:: Given instruction ::
Search the material below for the word "gozen" and copy every line in which it occurs.

Source data
═══

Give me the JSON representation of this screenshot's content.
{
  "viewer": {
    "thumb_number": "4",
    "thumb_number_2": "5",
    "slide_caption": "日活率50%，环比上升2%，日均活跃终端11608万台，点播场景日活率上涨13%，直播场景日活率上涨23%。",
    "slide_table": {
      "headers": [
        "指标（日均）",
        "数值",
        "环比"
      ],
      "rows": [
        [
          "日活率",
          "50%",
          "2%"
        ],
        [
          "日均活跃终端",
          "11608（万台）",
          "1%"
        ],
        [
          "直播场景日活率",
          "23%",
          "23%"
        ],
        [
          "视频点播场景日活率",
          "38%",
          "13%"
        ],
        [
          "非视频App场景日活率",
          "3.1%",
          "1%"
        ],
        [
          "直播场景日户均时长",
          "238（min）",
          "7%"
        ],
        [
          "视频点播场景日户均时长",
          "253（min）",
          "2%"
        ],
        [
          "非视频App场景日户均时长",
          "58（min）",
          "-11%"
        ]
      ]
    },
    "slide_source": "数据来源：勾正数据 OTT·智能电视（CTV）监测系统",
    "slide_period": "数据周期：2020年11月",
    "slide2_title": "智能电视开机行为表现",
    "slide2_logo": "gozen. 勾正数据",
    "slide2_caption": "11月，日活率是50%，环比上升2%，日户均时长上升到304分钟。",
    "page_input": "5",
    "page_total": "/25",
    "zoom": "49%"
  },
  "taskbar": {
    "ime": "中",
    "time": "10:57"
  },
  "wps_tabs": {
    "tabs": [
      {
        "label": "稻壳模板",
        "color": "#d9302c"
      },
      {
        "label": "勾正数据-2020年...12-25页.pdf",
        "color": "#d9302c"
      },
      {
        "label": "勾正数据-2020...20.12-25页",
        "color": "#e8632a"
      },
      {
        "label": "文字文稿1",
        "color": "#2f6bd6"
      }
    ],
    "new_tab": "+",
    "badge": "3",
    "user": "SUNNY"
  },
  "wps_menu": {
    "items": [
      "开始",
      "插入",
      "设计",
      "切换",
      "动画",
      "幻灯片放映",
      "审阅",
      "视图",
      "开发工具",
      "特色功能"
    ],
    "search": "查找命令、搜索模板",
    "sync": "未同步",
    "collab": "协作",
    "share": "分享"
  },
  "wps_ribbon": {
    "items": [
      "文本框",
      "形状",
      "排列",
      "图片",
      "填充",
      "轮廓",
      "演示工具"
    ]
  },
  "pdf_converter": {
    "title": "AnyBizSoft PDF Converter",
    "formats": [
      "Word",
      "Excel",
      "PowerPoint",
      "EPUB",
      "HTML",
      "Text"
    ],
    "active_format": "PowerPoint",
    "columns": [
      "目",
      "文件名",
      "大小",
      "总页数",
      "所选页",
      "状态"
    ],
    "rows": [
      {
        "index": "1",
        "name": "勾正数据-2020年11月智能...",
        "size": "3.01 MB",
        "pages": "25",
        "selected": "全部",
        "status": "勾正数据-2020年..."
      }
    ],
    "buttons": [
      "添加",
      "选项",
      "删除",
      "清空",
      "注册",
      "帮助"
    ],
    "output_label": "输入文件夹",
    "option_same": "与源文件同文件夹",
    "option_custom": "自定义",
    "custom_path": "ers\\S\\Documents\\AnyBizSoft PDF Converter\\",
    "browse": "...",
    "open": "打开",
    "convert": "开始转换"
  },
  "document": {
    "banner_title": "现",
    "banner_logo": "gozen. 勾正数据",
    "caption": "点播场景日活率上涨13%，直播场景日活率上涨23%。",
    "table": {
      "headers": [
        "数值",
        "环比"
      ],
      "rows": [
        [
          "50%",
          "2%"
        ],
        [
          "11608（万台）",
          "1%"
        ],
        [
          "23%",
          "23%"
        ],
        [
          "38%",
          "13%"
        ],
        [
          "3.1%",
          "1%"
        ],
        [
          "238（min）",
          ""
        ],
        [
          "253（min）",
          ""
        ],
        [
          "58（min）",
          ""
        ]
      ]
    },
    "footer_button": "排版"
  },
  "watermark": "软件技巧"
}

═══

:: Exercise response ::
    "slide2_logo": "gozen. 勾正数据",
    "banner_logo": "gozen. 勾正数据",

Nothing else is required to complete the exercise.